— Start —
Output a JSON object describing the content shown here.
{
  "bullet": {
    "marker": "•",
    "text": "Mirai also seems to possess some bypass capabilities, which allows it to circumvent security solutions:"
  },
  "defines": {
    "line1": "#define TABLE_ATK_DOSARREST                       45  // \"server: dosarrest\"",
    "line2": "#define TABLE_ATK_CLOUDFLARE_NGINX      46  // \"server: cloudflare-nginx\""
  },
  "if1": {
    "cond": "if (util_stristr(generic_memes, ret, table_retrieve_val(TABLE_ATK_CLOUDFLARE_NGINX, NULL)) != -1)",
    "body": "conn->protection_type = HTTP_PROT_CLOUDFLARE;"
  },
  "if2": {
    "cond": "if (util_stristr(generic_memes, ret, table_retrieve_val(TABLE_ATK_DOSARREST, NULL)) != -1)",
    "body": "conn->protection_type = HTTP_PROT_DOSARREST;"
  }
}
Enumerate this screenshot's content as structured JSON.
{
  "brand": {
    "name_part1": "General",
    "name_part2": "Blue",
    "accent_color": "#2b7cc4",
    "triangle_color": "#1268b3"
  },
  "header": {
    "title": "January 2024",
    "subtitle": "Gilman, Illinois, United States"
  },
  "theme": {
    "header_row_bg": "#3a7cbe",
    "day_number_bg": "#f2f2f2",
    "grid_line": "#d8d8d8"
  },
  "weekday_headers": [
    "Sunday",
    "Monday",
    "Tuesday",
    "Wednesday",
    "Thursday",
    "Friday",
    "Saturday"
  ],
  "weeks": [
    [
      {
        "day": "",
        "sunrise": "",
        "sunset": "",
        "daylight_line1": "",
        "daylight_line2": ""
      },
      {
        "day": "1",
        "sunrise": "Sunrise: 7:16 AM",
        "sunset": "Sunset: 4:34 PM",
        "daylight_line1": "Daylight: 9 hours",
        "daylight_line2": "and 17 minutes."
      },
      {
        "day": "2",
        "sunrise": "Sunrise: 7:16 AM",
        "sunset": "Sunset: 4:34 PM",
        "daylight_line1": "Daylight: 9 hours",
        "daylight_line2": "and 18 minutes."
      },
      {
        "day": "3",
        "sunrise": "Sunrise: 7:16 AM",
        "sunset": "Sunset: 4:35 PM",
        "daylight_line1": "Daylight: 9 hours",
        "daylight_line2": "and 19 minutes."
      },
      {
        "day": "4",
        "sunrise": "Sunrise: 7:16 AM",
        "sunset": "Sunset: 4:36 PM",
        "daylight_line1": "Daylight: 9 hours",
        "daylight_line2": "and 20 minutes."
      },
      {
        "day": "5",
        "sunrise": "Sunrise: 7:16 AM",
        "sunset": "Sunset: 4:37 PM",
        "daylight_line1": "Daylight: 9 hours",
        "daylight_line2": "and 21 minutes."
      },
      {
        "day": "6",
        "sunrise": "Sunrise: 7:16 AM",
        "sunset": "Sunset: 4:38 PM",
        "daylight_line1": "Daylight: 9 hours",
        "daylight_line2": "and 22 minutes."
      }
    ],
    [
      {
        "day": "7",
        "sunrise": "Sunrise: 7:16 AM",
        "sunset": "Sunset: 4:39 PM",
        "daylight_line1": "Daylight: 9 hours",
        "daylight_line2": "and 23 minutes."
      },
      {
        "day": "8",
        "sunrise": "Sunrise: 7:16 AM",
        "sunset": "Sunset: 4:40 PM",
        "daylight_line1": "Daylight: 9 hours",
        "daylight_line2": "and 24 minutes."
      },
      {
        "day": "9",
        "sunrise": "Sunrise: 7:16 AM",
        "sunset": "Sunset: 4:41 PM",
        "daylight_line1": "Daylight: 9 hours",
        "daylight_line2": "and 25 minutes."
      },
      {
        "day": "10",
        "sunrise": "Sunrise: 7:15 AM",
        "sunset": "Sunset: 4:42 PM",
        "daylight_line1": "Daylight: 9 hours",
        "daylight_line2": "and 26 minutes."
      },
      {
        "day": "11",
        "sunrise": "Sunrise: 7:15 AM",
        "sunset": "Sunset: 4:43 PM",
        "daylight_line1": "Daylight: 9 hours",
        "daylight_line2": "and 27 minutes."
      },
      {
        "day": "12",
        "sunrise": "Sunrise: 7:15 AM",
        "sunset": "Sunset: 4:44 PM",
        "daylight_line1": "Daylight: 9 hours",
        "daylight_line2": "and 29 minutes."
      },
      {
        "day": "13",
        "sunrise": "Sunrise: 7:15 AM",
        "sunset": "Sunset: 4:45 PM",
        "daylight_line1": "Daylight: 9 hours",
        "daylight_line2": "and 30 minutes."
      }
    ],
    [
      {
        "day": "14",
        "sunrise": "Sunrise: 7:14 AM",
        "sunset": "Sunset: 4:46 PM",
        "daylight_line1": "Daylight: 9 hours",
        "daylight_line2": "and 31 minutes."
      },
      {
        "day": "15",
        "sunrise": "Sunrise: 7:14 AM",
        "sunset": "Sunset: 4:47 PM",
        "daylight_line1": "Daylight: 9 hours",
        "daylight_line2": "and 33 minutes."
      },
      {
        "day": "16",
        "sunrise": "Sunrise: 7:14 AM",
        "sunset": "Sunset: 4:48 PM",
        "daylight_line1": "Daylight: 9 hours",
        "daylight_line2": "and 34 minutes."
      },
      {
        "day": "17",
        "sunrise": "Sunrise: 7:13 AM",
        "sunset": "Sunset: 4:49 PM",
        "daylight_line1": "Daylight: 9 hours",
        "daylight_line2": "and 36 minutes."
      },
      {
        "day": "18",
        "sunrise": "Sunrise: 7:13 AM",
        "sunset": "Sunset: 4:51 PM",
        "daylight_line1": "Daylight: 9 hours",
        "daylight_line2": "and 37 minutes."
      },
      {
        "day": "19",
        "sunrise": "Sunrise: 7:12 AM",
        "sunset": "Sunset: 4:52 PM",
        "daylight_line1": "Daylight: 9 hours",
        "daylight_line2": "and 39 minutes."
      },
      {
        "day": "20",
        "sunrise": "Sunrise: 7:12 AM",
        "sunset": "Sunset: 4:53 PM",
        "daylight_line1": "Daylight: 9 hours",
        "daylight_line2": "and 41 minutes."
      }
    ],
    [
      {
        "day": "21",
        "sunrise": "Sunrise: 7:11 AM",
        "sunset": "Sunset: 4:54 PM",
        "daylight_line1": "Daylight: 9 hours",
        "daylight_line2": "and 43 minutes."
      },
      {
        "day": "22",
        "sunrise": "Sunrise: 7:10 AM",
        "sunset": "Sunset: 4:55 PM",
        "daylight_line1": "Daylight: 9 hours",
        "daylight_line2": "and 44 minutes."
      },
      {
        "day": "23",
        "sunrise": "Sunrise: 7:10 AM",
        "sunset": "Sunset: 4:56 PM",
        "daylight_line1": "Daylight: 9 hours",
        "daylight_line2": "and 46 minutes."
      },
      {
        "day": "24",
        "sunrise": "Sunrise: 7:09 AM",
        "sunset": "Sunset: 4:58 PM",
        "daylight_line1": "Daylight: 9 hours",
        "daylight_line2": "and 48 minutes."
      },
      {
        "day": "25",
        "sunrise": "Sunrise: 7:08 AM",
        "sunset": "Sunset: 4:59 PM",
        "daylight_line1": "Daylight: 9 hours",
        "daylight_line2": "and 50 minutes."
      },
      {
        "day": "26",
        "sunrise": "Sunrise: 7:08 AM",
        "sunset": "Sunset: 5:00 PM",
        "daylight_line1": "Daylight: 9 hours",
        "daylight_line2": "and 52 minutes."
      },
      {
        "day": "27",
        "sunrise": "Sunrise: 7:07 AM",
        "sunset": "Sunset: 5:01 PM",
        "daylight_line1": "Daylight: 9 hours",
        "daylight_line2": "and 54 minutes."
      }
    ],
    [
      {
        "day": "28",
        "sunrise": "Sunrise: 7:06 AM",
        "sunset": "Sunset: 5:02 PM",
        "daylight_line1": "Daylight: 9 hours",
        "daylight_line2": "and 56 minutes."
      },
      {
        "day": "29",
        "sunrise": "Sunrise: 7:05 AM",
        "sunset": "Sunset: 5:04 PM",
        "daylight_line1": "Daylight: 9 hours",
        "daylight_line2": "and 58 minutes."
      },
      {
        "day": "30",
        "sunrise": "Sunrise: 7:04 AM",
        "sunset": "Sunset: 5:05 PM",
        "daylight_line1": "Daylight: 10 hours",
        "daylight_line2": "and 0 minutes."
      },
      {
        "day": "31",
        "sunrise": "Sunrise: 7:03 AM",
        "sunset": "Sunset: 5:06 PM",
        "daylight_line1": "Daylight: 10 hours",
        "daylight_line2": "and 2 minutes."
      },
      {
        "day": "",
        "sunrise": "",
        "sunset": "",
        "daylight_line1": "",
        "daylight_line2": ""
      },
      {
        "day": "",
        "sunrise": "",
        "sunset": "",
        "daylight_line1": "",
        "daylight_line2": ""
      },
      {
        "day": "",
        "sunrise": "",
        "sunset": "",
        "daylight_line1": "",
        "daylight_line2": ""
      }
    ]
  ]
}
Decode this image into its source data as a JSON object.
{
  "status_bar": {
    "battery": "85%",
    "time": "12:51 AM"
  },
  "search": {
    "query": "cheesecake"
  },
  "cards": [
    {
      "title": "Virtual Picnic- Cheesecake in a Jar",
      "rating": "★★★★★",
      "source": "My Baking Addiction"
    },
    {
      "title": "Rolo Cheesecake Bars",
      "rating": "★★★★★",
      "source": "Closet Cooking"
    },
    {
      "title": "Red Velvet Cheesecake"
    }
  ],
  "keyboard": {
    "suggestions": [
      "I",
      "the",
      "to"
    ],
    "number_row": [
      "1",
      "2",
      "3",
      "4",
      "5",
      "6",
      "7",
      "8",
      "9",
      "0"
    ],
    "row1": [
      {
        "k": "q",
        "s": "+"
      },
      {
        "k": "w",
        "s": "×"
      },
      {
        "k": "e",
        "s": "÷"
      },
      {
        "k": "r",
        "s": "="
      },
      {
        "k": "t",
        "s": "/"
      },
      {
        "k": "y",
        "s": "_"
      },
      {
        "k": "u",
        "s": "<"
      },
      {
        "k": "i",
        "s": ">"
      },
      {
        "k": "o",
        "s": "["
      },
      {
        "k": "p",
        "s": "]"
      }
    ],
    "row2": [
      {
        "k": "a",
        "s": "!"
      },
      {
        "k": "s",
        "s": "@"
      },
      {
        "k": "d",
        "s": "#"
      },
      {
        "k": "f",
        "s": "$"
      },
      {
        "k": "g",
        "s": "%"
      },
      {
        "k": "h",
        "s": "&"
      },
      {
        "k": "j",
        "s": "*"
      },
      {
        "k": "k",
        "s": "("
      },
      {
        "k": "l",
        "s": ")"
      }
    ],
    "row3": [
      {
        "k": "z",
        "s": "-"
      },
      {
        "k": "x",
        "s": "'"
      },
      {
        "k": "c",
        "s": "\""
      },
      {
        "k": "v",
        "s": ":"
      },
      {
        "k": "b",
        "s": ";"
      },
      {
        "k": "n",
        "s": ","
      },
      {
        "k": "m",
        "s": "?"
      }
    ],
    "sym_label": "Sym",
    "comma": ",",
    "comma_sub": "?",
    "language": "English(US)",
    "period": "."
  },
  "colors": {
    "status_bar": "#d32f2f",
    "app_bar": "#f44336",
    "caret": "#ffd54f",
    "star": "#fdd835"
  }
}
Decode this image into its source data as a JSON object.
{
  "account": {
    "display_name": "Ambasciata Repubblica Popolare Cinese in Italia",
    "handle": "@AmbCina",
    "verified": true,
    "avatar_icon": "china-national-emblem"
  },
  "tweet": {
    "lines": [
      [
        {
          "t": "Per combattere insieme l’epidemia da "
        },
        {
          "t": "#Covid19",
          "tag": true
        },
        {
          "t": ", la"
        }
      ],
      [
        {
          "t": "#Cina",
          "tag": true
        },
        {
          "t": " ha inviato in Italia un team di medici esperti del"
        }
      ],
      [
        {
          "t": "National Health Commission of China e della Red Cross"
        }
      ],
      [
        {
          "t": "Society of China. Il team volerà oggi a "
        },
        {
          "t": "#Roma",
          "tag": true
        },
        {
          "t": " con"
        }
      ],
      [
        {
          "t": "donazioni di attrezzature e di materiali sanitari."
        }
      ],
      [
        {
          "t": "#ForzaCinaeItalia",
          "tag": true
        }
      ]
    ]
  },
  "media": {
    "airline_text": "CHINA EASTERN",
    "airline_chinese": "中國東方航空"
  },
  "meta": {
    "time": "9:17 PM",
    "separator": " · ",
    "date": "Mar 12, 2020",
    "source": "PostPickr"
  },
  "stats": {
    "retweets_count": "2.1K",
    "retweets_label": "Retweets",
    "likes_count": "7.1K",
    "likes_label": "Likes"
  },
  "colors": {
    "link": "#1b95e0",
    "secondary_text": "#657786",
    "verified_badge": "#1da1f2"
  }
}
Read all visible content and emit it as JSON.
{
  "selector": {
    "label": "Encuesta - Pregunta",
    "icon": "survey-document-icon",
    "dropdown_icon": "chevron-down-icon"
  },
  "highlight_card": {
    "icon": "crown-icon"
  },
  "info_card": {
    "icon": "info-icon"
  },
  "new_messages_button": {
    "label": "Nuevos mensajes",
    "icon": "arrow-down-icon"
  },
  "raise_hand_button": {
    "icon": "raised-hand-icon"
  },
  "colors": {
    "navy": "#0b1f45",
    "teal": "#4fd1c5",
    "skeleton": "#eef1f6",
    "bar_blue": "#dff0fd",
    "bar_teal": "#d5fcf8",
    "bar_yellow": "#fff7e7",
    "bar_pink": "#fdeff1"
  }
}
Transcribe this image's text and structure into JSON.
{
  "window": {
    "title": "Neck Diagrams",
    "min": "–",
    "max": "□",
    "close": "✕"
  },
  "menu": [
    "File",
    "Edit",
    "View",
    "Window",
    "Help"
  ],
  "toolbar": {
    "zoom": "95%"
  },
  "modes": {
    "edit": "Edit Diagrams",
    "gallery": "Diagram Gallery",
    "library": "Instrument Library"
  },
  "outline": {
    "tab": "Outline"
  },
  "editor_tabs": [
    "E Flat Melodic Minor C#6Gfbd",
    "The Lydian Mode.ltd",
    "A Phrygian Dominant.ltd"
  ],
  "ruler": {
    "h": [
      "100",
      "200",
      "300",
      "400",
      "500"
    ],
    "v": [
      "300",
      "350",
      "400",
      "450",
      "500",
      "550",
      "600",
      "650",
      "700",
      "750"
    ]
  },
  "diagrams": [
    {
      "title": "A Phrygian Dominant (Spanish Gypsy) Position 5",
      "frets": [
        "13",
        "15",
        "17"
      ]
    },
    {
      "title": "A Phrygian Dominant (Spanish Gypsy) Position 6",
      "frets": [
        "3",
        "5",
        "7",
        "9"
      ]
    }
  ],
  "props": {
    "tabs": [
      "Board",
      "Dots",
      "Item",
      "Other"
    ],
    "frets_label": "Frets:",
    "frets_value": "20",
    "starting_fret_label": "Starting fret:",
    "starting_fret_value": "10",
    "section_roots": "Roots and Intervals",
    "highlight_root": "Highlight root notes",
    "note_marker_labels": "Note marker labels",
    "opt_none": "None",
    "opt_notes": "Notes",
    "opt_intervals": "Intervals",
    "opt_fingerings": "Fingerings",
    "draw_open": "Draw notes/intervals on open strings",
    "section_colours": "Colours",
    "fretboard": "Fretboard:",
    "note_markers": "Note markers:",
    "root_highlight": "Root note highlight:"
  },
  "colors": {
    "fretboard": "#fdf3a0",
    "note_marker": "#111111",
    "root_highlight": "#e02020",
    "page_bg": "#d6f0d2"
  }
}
— End —
AIM OF THE EXERCISE >> Pull out the lines above in which the word "Position" appears.

RESULT >>
      "title": "A Phrygian Dominant (Spanish Gypsy) Position 5",
      "title": "A Phrygian Dominant (Spanish Gypsy) Position 6",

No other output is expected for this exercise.